Stored entries:
-=-=-=-=-

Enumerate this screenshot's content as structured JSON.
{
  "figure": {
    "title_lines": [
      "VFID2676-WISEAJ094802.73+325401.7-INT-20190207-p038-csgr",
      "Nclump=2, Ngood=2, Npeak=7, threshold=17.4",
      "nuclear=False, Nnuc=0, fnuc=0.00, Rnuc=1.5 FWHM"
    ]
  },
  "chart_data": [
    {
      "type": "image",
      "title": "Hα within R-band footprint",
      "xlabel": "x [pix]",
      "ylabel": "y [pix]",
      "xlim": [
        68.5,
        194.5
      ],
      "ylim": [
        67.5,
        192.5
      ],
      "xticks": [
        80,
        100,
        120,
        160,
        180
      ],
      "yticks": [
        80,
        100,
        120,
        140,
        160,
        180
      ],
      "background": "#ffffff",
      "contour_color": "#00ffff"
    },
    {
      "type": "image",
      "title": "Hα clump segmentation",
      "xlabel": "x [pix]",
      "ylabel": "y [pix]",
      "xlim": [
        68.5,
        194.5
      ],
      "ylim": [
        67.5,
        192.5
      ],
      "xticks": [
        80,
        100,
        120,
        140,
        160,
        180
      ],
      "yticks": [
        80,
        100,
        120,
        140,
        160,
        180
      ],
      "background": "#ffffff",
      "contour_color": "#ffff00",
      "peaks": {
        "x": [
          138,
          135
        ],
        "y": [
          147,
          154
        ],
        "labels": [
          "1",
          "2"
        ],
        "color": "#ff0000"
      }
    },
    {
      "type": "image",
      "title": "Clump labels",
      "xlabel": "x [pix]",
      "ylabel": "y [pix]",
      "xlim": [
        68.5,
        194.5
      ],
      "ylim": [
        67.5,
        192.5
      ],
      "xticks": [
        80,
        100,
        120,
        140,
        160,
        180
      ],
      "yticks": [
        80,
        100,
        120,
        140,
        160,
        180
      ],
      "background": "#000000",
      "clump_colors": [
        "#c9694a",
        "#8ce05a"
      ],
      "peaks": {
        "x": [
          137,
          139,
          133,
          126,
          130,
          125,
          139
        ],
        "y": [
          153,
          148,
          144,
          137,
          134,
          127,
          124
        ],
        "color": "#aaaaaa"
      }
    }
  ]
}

-=-=-=-=-

• **What is asked**: Every line above needs to be retyped exactly.

• **Task answer**:
Enumerate this screenshot's content as structured JSON.
{
  "figure": {
    "title_lines": [
      "VFID2676-WISEAJ094802.73+325401.7-INT-20190207-p038-csgr",
      "Nclump=2, Ngood=2, Npeak=7, threshold=17.4",
      "nuclear=False, Nnuc=0, fnuc=0.00, Rnuc=1.5 FWHM"
    ]
  },
  "chart_data": [
    {
      "type": "image",
      "title": "Hα within R-band footprint",
      "xlabel": "x [pix]",
      "ylabel": "y [pix]",
      "xlim": [
        68.5,
        194.5
      ],
      "ylim": [
        67.5,
        192.5
      ],
      "xticks": [
        80,
        100,
        120,
        160,
        180
      ],
      "yticks": [
        80,
        100,
        120,
        140,
        160,
        180
      ],
      "background": "#ffffff",
      "contour_color": "#00ffff"
    },
    {
      "type": "image",
      "title": "Hα clump segmentation",
      "xlabel": "x [pix]",
      "ylabel": "y [pix]",
      "xlim": [
        68.5,
        194.5
      ],
      "ylim": [
        67.5,
        192.5
      ],
      "xticks": [
        80,
        100,
        120,
        140,
        160,
        180
      ],
      "yticks": [
        80,
        100,
        120,
        140,
        160,
        180
      ],
      "background": "#ffffff",
      "contour_color": "#ffff00",
      "peaks": {
        "x": [
          138,
          135
        ],
        "y": [
          147,
          154
        ],
        "labels": [
          "1",
          "2"
        ],
        "color": "#ff0000"
      }
    },
    {
      "type": "image",
      "title": "Clump labels",
      "xlabel": "x [pix]",
      "ylabel": "y [pix]",
      "xlim": [
        68.5,
        194.5
      ],
      "ylim": [
        67.5,
        192.5
      ],
      "xticks": [
        80,
        100,
        120,
        140,
        160,
        180
      ],
      "yticks": [
        80,
        100,
        120,
        140,
        160,
        180
      ],
      "background": "#000000",
      "clump_colors": [
        "#c9694a",
        "#8ce05a"
      ],
      "peaks": {
        "x": [
          137,
          139,
          133,
          126,
          130,
          125,
          139
        ],
        "y": [
          153,
          148,
          144,
          137,
          134,
          127,
          124
        ],
        "color": "#aaaaaa"
      }
    }
  ]
}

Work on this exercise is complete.